====== Input data

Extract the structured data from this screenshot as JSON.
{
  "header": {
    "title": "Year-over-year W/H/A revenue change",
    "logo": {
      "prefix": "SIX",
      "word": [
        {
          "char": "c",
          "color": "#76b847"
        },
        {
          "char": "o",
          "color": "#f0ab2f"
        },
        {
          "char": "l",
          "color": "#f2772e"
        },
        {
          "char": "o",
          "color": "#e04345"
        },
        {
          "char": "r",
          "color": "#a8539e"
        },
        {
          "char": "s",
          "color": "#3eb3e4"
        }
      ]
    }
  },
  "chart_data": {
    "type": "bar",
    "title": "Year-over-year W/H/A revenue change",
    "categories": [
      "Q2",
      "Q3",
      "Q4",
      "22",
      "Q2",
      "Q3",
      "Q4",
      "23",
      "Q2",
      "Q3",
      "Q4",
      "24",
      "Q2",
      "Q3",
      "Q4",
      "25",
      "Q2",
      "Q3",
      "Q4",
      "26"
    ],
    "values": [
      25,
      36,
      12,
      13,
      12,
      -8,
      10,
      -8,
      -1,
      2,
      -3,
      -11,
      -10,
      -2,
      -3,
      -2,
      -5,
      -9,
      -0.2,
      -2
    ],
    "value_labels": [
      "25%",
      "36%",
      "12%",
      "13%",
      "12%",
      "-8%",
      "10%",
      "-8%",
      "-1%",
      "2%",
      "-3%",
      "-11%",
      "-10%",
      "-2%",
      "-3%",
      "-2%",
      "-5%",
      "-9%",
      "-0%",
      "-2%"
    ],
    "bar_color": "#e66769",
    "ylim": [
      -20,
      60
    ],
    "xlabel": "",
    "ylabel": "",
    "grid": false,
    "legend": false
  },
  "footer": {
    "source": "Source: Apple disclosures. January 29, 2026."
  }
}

============

Exercise brief >> Exact copies of all the records are required.

Result of this exercise >>
Extract the structured data from this screenshot as JSON.
{
  "header": {
    "title": "Year-over-year W/H/A revenue change",
    "logo": {
      "prefix": "SIX",
      "word": [
        {
          "char": "c",
          "color": "#76b847"
        },
        {
          "char": "o",
          "color": "#f0ab2f"
        },
        {
          "char": "l",
          "color": "#f2772e"
        },
        {
          "char": "o",
          "color": "#e04345"
        },
        {
          "char": "r",
          "color": "#a8539e"
        },
        {
          "char": "s",
          "color": "#3eb3e4"
        }
      ]
    }
  },
  "chart_data": {
    "type": "bar",
    "title": "Year-over-year W/H/A revenue change",
    "categories": [
      "Q2",
      "Q3",
      "Q4",
      "22",
      "Q2",
      "Q3",
      "Q4",
      "23",
      "Q2",
      "Q3",
      "Q4",
      "24",
      "Q2",
      "Q3",
      "Q4",
      "25",
      "Q2",
      "Q3",
      "Q4",
      "26"
    ],
    "values": [
      25,
      36,
      12,
      13,
      12,
      -8,
      10,
      -8,
      -1,
      2,
      -3,
      -11,
      -10,
      -2,
      -3,
      -2,
      -5,
      -9,
      -0.2,
      -2
    ],
    "value_labels": [
      "25%",
      "36%",
      "12%",
      "13%",
      "12%",
      "-8%",
      "10%",
      "-8%",
      "-1%",
      "2%",
      "-3%",
      "-11%",
      "-10%",
      "-2%",
      "-3%",
      "-2%",
      "-5%",
      "-9%",
      "-0%",
      "-2%"
    ],
    "bar_color": "#e66769",
    "ylim": [
      -20,
      60
    ],
    "xlabel": "",
    "ylabel": "",
    "grid": false,
    "legend": false
  },
  "footer": {
    "source": "Source: Apple disclosures. January 29, 2026."
  }
}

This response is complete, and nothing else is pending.